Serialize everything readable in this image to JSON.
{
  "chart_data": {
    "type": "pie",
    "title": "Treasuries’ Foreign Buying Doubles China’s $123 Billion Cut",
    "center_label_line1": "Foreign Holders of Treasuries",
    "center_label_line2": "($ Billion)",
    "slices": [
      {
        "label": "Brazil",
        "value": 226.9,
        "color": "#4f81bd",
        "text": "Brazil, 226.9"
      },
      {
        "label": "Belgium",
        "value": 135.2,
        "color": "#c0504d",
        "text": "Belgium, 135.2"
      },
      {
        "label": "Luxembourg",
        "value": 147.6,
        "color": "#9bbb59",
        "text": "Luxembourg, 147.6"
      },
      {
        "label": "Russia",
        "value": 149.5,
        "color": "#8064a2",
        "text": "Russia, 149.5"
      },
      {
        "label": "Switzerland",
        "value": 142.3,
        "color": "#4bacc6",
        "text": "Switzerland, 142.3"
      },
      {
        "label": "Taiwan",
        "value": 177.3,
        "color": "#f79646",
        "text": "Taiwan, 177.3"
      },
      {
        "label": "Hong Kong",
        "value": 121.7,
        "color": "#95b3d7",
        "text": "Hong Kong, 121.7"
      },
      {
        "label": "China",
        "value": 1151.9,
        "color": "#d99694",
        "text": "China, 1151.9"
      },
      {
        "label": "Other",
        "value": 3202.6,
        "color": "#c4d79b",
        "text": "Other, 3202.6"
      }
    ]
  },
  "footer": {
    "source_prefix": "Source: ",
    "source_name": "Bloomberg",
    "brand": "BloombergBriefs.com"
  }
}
- - - -
**THE PROBLEM:**
Using the exact wording, write out all of the records.

**OUTPUT BELOW:**
Serialize everything readable in this image to JSON.
{
  "chart_data": {
    "type": "pie",
    "title": "Treasuries’ Foreign Buying Doubles China’s $123 Billion Cut",
    "center_label_line1": "Foreign Holders of Treasuries",
    "center_label_line2": "($ Billion)",
    "slices": [
      {
        "label": "Brazil",
        "value": 226.9,
        "color": "#4f81bd",
        "text": "Brazil, 226.9"
      },
      {
        "label": "Belgium",
        "value": 135.2,
        "color": "#c0504d",
        "text": "Belgium, 135.2"
      },
      {
        "label": "Luxembourg",
        "value": 147.6,
        "color": "#9bbb59",
        "text": "Luxembourg, 147.6"
      },
      {
        "label": "Russia",
        "value": 149.5,
        "color": "#8064a2",
        "text": "Russia, 149.5"
      },
      {
        "label": "Switzerland",
        "value": 142.3,
        "color": "#4bacc6",
        "text": "Switzerland, 142.3"
      },
      {
        "label": "Taiwan",
        "value": 177.3,
        "color": "#f79646",
        "text": "Taiwan, 177.3"
      },
      {
        "label": "Hong Kong",
        "value": 121.7,
        "color": "#95b3d7",
        "text": "Hong Kong, 121.7"
      },
      {
        "label": "China",
        "value": 1151.9,
        "color": "#d99694",
        "text": "China, 1151.9"
      },
      {
        "label": "Other",
        "value": 3202.6,
        "color": "#c4d79b",
        "text": "Other, 3202.6"
      }
    ]
  },
  "footer": {
    "source_prefix": "Source: ",
    "source_name": "Bloomberg",
    "brand": "BloombergBriefs.com"
  }
}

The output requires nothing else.